- TASK BRIEF:
The exercise asks you to copy every line below in which "更新时间" appears.

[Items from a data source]
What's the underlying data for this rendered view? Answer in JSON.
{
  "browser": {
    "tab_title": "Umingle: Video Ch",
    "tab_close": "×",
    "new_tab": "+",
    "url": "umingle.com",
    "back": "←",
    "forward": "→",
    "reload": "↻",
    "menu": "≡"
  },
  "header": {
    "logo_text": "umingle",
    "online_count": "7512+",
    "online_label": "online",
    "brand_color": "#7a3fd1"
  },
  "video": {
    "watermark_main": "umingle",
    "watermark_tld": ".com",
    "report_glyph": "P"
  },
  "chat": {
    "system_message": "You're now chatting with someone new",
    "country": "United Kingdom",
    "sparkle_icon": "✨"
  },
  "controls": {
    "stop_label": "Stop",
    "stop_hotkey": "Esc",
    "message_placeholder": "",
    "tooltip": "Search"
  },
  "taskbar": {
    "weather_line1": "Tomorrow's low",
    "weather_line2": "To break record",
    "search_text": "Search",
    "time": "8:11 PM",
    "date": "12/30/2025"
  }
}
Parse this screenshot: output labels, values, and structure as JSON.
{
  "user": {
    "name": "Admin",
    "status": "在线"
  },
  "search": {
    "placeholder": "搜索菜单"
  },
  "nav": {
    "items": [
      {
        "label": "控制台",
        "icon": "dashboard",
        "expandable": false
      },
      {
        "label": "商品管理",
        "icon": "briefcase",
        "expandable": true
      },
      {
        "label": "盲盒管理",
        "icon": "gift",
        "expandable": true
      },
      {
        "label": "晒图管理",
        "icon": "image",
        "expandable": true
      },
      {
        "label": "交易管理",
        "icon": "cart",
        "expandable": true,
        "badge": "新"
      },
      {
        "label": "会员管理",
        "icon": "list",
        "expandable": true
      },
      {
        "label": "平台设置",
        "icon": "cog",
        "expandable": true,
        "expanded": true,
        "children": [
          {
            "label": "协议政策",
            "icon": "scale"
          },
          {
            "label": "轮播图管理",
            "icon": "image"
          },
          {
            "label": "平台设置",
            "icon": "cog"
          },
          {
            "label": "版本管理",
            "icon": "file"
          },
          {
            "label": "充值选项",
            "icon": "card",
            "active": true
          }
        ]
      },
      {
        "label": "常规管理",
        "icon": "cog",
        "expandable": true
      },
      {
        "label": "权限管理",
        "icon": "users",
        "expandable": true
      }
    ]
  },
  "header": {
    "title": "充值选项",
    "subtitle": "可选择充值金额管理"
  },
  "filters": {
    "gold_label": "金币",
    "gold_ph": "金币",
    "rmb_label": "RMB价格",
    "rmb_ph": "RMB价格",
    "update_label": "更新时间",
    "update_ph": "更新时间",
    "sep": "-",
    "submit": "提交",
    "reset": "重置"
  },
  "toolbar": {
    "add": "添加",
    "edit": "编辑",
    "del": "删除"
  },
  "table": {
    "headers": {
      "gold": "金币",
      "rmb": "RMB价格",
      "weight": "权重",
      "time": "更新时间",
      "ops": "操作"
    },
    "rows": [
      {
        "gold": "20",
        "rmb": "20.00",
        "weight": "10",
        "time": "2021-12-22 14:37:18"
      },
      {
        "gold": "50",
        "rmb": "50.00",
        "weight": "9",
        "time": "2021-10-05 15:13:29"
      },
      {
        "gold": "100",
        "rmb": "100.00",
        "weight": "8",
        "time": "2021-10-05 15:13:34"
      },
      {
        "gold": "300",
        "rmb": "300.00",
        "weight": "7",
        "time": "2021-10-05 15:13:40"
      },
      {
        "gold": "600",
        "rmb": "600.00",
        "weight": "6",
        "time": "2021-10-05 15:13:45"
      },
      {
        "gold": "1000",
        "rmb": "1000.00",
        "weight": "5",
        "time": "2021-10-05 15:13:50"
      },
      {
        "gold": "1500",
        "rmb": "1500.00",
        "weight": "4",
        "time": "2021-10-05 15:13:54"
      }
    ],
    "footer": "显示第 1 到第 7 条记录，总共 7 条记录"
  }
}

- COMPLETED EXERCISE:
    "update_label": "更新时间",
    "update_ph": "更新时间",
      "time": "更新时间",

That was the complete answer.